• _To be done_:
The data below should be restated word for word, with every picture omitted.

• _Data_:
┄┄┄┄┄┄┄┄┄┄┄┄┄┄┄┄┄┄┄┄

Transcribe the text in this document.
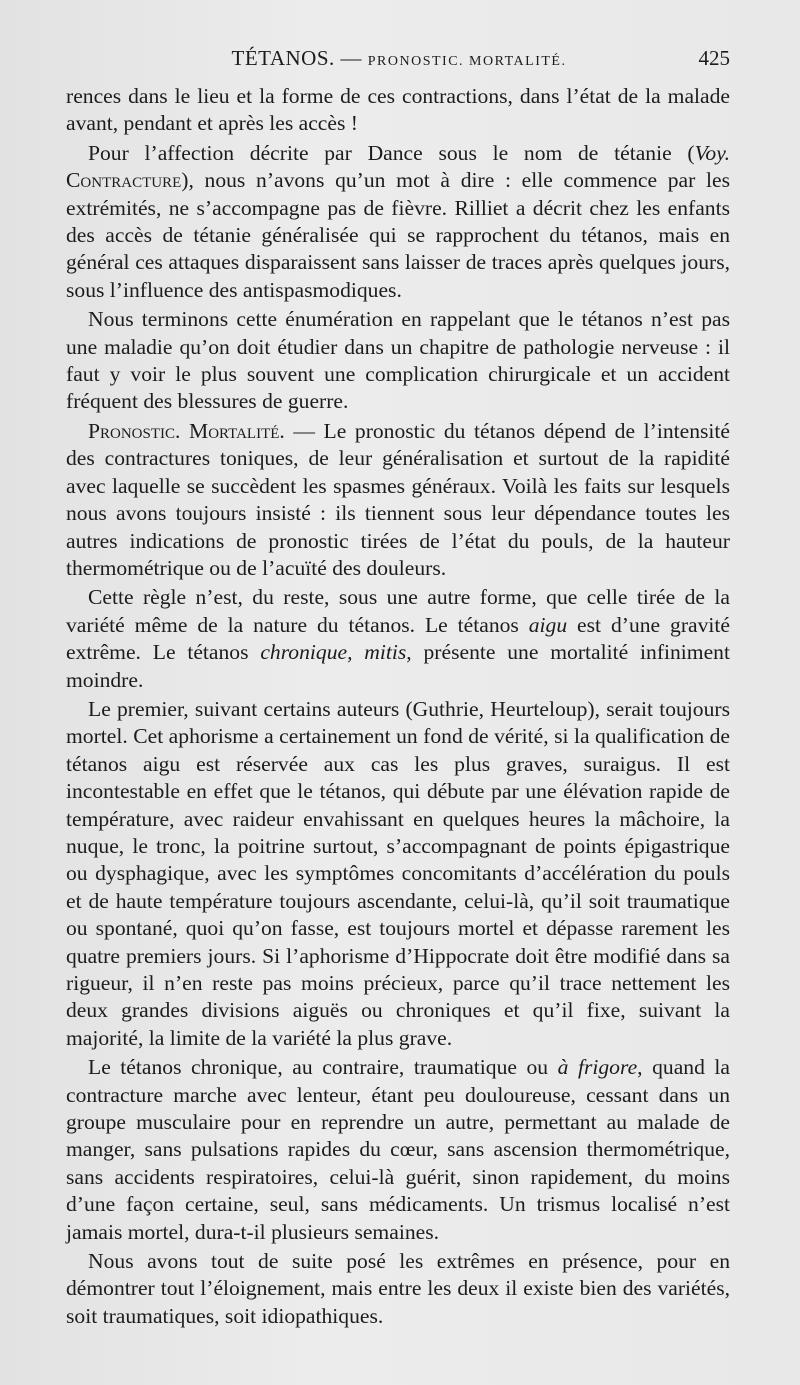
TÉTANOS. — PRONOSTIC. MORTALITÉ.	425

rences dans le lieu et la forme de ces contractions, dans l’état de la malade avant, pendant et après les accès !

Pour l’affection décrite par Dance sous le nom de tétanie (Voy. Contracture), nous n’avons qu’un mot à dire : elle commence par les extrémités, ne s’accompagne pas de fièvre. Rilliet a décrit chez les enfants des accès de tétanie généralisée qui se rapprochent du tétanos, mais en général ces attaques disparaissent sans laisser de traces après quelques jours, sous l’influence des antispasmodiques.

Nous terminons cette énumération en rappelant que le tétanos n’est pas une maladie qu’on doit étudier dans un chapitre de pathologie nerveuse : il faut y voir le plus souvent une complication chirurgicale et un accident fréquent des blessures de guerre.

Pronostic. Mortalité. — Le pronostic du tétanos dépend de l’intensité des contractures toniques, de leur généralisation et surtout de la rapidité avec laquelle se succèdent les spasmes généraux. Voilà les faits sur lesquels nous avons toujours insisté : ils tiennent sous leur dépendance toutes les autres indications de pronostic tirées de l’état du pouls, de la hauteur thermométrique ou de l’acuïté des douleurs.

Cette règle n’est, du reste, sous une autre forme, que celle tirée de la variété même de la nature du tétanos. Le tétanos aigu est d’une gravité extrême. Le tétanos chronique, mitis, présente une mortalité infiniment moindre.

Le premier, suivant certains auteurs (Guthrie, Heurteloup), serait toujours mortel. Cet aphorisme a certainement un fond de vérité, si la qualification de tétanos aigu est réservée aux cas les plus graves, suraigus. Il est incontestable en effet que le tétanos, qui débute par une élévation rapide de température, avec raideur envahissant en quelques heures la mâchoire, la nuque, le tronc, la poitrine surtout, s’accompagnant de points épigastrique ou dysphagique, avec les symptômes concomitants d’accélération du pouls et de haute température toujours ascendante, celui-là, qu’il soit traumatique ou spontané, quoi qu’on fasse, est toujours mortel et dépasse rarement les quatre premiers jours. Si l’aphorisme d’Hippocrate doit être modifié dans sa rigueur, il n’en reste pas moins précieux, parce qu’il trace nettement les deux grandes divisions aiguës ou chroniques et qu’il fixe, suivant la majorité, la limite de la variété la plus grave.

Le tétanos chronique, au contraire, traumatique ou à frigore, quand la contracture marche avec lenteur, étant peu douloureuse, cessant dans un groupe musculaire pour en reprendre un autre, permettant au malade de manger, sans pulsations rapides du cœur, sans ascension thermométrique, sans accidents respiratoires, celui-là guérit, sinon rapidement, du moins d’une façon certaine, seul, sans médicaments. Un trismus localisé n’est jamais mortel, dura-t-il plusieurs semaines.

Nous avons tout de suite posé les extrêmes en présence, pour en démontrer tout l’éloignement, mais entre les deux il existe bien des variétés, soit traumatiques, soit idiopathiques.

┄┄┄┄┄┄┄┄┄┄┄┄┄┄┄┄┄┄┄┄

• _The completed task_:
Transcribe the text in this document.
TÉTANOS. — PRONOSTIC. MORTALITÉ.	425

rences dans le lieu et la forme de ces contractions, dans l’état de la malade avant, pendant et après les accès !

Pour l’affection décrite par Dance sous le nom de tétanie (Voy. Contracture), nous n’avons qu’un mot à dire : elle commence par les extrémités, ne s’accompagne pas de fièvre. Rilliet a décrit chez les enfants des accès de tétanie généralisée qui se rapprochent du tétanos, mais en général ces attaques disparaissent sans laisser de traces après quelques jours, sous l’influence des antispasmodiques.

Nous terminons cette énumération en rappelant que le tétanos n’est pas une maladie qu’on doit étudier dans un chapitre de pathologie nerveuse : il faut y voir le plus souvent une complication chirurgicale et un accident fréquent des blessures de guerre.

Pronostic. Mortalité. — Le pronostic du tétanos dépend de l’intensité des contractures toniques, de leur généralisation et surtout de la rapidité avec laquelle se succèdent les spasmes généraux. Voilà les faits sur lesquels nous avons toujours insisté : ils tiennent sous leur dépendance toutes les autres indications de pronostic tirées de l’état du pouls, de la hauteur thermométrique ou de l’acuïté des douleurs.

Cette règle n’est, du reste, sous une autre forme, que celle tirée de la variété même de la nature du tétanos. Le tétanos aigu est d’une gravité extrême. Le tétanos chronique, mitis, présente une mortalité infiniment moindre.

Le premier, suivant certains auteurs (Guthrie, Heurteloup), serait toujours mortel. Cet aphorisme a certainement un fond de vérité, si la qualification de tétanos aigu est réservée aux cas les plus graves, suraigus. Il est incontestable en effet que le tétanos, qui débute par une élévation rapide de température, avec raideur envahissant en quelques heures la mâchoire, la nuque, le tronc, la poitrine surtout, s’accompagnant de points épigastrique ou dysphagique, avec les symptômes concomitants d’accélération du pouls et de haute température toujours ascendante, celui-là, qu’il soit traumatique ou spontané, quoi qu’on fasse, est toujours mortel et dépasse rarement les quatre premiers jours. Si l’aphorisme d’Hippocrate doit être modifié dans sa rigueur, il n’en reste pas moins précieux, parce qu’il trace nettement les deux grandes divisions aiguës ou chroniques et qu’il fixe, suivant la majorité, la limite de la variété la plus grave.

Le tétanos chronique, au contraire, traumatique ou à frigore, quand la contracture marche avec lenteur, étant peu douloureuse, cessant dans un groupe musculaire pour en reprendre un autre, permettant au malade de manger, sans pulsations rapides du cœur, sans ascension thermométrique, sans accidents respiratoires, celui-là guérit, sinon rapidement, du moins d’une façon certaine, seul, sans médicaments. Un trismus localisé n’est jamais mortel, dura-t-il plusieurs semaines.

Nous avons tout de suite posé les extrêmes en présence, pour en démontrer tout l’éloignement, mais entre les deux il existe bien des variétés, soit traumatiques, soit idiopathiques.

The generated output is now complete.